** Begin Dataset content **

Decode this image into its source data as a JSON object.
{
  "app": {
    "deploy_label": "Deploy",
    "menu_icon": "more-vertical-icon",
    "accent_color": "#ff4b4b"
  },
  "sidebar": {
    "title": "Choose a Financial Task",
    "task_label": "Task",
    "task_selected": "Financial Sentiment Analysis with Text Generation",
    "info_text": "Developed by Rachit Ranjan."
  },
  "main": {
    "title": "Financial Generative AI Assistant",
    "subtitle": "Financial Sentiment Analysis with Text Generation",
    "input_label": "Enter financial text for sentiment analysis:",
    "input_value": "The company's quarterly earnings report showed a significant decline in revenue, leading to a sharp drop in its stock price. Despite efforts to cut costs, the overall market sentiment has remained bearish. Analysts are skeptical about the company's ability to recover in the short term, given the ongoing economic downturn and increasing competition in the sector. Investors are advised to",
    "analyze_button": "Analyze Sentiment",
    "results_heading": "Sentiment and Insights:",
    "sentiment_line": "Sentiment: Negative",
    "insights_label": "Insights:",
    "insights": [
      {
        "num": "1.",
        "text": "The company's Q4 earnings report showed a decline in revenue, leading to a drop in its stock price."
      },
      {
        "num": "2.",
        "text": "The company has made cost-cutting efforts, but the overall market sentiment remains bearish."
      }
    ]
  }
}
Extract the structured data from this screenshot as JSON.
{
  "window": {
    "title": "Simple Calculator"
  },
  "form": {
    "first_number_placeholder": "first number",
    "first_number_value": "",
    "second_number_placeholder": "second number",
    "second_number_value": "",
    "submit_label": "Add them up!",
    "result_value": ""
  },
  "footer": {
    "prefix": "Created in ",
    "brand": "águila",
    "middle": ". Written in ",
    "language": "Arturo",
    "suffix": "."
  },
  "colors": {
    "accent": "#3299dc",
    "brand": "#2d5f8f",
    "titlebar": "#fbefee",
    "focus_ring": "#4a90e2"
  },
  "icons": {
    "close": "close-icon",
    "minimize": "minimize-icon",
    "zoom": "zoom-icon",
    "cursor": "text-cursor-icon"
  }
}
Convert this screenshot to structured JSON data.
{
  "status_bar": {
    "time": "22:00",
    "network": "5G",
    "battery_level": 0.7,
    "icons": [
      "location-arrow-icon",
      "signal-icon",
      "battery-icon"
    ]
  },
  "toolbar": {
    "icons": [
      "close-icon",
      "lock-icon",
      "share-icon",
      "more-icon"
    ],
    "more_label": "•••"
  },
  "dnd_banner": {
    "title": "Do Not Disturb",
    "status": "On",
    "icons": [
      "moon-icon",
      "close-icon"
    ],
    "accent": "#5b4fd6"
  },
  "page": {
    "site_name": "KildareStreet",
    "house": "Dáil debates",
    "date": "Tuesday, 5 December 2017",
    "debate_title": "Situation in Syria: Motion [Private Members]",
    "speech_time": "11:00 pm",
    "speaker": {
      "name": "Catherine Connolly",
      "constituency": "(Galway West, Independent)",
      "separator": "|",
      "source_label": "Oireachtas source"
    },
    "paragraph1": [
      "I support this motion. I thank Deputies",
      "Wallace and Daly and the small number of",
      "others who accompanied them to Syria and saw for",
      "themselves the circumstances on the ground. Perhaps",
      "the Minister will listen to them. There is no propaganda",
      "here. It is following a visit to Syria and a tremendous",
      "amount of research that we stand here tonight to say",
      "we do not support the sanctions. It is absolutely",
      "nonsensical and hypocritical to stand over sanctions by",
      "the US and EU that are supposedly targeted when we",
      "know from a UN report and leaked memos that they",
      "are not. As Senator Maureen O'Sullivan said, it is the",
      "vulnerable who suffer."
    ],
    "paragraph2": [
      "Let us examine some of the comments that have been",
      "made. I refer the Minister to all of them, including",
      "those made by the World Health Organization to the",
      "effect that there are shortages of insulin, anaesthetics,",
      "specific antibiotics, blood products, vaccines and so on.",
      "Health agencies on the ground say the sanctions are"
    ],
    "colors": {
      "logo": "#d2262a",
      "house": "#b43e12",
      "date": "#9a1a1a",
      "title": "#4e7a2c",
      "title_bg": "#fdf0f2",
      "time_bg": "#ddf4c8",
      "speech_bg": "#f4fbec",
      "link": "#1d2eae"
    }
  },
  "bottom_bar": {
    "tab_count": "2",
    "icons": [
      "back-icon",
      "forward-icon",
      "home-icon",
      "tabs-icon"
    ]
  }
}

** End Dataset content **

● Aim
Look through the entries and return every line where "from" appears.

● Response
Extract the structured data from this screenshot as JSON.
      "know from a UN report and leaked memos that they",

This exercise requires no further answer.